◆ **Stated problem**:
The records below should be written out again, exactly.

◆ **Stored data**:
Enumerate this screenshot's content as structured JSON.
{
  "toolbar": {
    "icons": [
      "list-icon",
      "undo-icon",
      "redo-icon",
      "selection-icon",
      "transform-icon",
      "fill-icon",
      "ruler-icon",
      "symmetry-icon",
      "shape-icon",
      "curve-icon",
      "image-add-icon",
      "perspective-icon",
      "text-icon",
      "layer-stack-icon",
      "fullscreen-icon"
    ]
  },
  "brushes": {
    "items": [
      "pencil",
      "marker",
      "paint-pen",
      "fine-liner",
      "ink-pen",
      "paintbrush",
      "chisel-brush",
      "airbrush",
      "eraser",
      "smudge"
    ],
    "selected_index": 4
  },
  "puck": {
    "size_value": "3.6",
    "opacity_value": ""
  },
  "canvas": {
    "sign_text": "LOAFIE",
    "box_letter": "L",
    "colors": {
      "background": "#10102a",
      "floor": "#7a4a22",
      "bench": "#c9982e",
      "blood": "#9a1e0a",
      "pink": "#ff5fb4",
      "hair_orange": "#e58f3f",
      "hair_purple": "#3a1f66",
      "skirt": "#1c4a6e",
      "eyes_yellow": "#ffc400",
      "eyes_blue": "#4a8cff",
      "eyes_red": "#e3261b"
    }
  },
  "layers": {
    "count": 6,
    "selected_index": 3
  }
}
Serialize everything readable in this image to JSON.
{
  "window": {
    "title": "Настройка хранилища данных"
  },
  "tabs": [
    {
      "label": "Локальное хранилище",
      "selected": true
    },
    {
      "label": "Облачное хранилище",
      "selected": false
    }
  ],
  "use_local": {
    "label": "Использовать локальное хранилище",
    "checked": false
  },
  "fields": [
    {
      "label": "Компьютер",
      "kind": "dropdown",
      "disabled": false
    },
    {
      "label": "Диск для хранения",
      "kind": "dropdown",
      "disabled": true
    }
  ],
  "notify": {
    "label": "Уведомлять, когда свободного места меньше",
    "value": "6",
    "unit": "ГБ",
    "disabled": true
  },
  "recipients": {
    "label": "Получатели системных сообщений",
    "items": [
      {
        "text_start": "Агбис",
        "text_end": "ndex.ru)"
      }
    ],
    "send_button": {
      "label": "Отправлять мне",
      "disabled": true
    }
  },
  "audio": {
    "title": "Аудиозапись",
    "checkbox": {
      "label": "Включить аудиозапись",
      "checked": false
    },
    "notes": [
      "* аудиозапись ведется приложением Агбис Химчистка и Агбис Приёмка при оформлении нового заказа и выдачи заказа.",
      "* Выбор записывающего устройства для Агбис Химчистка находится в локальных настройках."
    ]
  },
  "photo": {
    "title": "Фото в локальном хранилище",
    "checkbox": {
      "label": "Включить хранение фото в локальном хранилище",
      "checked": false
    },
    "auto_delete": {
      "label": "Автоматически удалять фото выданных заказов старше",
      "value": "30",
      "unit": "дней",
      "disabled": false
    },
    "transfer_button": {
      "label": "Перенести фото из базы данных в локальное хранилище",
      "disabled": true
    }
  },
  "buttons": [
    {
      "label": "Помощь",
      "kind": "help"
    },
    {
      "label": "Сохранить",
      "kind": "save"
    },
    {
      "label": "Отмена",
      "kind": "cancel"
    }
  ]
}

◆ **Completed exercise**:
Enumerate this screenshot's content as structured JSON.
{
  "toolbar": {
    "icons": [
      "list-icon",
      "undo-icon",
      "redo-icon",
      "selection-icon",
      "transform-icon",
      "fill-icon",
      "ruler-icon",
      "symmetry-icon",
      "shape-icon",
      "curve-icon",
      "image-add-icon",
      "perspective-icon",
      "text-icon",
      "layer-stack-icon",
      "fullscreen-icon"
    ]
  },
  "brushes": {
    "items": [
      "pencil",
      "marker",
      "paint-pen",
      "fine-liner",
      "ink-pen",
      "paintbrush",
      "chisel-brush",
      "airbrush",
      "eraser",
      "smudge"
    ],
    "selected_index": 4
  },
  "puck": {
    "size_value": "3.6",
    "opacity_value": ""
  },
  "canvas": {
    "sign_text": "LOAFIE",
    "box_letter": "L",
    "colors": {
      "background": "#10102a",
      "floor": "#7a4a22",
      "bench": "#c9982e",
      "blood": "#9a1e0a",
      "pink": "#ff5fb4",
      "hair_orange": "#e58f3f",
      "hair_purple": "#3a1f66",
      "skirt": "#1c4a6e",
      "eyes_yellow": "#ffc400",
      "eyes_blue": "#4a8cff",
      "eyes_red": "#e3261b"
    }
  },
  "layers": {
    "count": 6,
    "selected_index": 3
  }
}
Serialize everything readable in this image to JSON.
{
  "window": {
    "title": "Настройка хранилища данных"
  },
  "tabs": [
    {
      "label": "Локальное хранилище",
      "selected": true
    },
    {
      "label": "Облачное хранилище",
      "selected": false
    }
  ],
  "use_local": {
    "label": "Использовать локальное хранилище",
    "checked": false
  },
  "fields": [
    {
      "label": "Компьютер",
      "kind": "dropdown",
      "disabled": false
    },
    {
      "label": "Диск для хранения",
      "kind": "dropdown",
      "disabled": true
    }
  ],
  "notify": {
    "label": "Уведомлять, когда свободного места меньше",
    "value": "6",
    "unit": "ГБ",
    "disabled": true
  },
  "recipients": {
    "label": "Получатели системных сообщений",
    "items": [
      {
        "text_start": "Агбис",
        "text_end": "ndex.ru)"
      }
    ],
    "send_button": {
      "label": "Отправлять мне",
      "disabled": true
    }
  },
  "audio": {
    "title": "Аудиозапись",
    "checkbox": {
      "label": "Включить аудиозапись",
      "checked": false
    },
    "notes": [
      "* аудиозапись ведется приложением Агбис Химчистка и Агбис Приёмка при оформлении нового заказа и выдачи заказа.",
      "* Выбор записывающего устройства для Агбис Химчистка находится в локальных настройках."
    ]
  },
  "photo": {
    "title": "Фото в локальном хранилище",
    "checkbox": {
      "label": "Включить хранение фото в локальном хранилище",
      "checked": false
    },
    "auto_delete": {
      "label": "Автоматически удалять фото выданных заказов старше",
      "value": "30",
      "unit": "дней",
      "disabled": false
    },
    "transfer_button": {
      "label": "Перенести фото из базы данных в локальное хранилище",
      "disabled": true
    }
  },
  "buttons": [
    {
      "label": "Помощь",
      "kind": "help"
    },
    {
      "label": "Сохранить",
      "kind": "save"
    },
    {
      "label": "Отмена",
      "kind": "cancel"
    }
  ]
}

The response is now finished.